Aim>
Reproduce the data that follows in its entirety, character for character.

Data shown>

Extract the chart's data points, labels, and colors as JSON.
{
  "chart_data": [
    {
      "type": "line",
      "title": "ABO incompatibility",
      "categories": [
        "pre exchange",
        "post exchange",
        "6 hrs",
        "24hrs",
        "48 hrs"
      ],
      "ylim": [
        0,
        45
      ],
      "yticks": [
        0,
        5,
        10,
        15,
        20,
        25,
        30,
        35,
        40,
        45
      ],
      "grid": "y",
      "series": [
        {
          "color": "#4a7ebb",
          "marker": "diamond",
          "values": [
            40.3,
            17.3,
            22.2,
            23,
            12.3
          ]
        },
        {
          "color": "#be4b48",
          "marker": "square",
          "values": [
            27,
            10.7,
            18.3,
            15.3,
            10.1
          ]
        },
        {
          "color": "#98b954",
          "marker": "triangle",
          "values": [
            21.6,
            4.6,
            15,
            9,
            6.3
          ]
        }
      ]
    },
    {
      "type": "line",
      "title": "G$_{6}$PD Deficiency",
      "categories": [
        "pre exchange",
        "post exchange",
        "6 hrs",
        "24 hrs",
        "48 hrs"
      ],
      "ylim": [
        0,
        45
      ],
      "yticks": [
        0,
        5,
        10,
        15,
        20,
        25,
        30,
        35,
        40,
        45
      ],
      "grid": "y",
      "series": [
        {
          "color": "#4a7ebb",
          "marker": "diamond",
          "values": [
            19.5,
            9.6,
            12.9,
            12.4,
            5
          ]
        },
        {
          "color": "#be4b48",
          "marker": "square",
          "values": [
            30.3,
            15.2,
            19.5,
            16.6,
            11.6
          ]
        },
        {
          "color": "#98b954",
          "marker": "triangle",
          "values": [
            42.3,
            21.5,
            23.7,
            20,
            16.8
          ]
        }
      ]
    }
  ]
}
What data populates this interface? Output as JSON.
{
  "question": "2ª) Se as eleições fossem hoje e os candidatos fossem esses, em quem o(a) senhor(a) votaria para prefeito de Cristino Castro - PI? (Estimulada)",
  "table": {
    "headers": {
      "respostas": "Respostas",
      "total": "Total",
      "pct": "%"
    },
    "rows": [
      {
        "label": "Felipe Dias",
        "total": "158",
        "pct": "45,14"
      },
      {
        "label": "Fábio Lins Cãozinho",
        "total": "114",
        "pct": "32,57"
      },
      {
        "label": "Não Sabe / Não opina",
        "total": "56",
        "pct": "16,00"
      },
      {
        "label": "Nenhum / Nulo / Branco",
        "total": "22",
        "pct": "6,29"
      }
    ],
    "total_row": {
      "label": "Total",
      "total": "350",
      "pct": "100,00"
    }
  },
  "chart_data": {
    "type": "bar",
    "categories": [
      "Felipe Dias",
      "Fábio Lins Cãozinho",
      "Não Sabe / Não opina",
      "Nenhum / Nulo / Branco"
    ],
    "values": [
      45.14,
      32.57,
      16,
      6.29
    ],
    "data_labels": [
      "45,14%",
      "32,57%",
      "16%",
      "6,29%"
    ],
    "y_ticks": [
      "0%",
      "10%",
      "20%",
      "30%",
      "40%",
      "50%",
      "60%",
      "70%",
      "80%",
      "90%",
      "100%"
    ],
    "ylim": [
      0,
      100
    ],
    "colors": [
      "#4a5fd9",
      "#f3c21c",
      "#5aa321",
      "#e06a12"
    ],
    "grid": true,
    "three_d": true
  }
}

Answer in full>
Extract the chart's data points, labels, and colors as JSON.
{
  "chart_data": [
    {
      "type": "line",
      "title": "ABO incompatibility",
      "categories": [
        "pre exchange",
        "post exchange",
        "6 hrs",
        "24hrs",
        "48 hrs"
      ],
      "ylim": [
        0,
        45
      ],
      "yticks": [
        0,
        5,
        10,
        15,
        20,
        25,
        30,
        35,
        40,
        45
      ],
      "grid": "y",
      "series": [
        {
          "color": "#4a7ebb",
          "marker": "diamond",
          "values": [
            40.3,
            17.3,
            22.2,
            23,
            12.3
          ]
        },
        {
          "color": "#be4b48",
          "marker": "square",
          "values": [
            27,
            10.7,
            18.3,
            15.3,
            10.1
          ]
        },
        {
          "color": "#98b954",
          "marker": "triangle",
          "values": [
            21.6,
            4.6,
            15,
            9,
            6.3
          ]
        }
      ]
    },
    {
      "type": "line",
      "title": "G$_{6}$PD Deficiency",
      "categories": [
        "pre exchange",
        "post exchange",
        "6 hrs",
        "24 hrs",
        "48 hrs"
      ],
      "ylim": [
        0,
        45
      ],
      "yticks": [
        0,
        5,
        10,
        15,
        20,
        25,
        30,
        35,
        40,
        45
      ],
      "grid": "y",
      "series": [
        {
          "color": "#4a7ebb",
          "marker": "diamond",
          "values": [
            19.5,
            9.6,
            12.9,
            12.4,
            5
          ]
        },
        {
          "color": "#be4b48",
          "marker": "square",
          "values": [
            30.3,
            15.2,
            19.5,
            16.6,
            11.6
          ]
        },
        {
          "color": "#98b954",
          "marker": "triangle",
          "values": [
            42.3,
            21.5,
            23.7,
            20,
            16.8
          ]
        }
      ]
    }
  ]
}
What data populates this interface? Output as JSON.
{
  "question": "2ª) Se as eleições fossem hoje e os candidatos fossem esses, em quem o(a) senhor(a) votaria para prefeito de Cristino Castro - PI? (Estimulada)",
  "table": {
    "headers": {
      "respostas": "Respostas",
      "total": "Total",
      "pct": "%"
    },
    "rows": [
      {
        "label": "Felipe Dias",
        "total": "158",
        "pct": "45,14"
      },
      {
        "label": "Fábio Lins Cãozinho",
        "total": "114",
        "pct": "32,57"
      },
      {
        "label": "Não Sabe / Não opina",
        "total": "56",
        "pct": "16,00"
      },
      {
        "label": "Nenhum / Nulo / Branco",
        "total": "22",
        "pct": "6,29"
      }
    ],
    "total_row": {
      "label": "Total",
      "total": "350",
      "pct": "100,00"
    }
  },
  "chart_data": {
    "type": "bar",
    "categories": [
      "Felipe Dias",
      "Fábio Lins Cãozinho",
      "Não Sabe / Não opina",
      "Nenhum / Nulo / Branco"
    ],
    "values": [
      45.14,
      32.57,
      16,
      6.29
    ],
    "data_labels": [
      "45,14%",
      "32,57%",
      "16%",
      "6,29%"
    ],
    "y_ticks": [
      "0%",
      "10%",
      "20%",
      "30%",
      "40%",
      "50%",
      "60%",
      "70%",
      "80%",
      "90%",
      "100%"
    ],
    "ylim": [
      0,
      100
    ],
    "colors": [
      "#4a5fd9",
      "#f3c21c",
      "#5aa321",
      "#e06a12"
    ],
    "grid": true,
    "three_d": true
  }
}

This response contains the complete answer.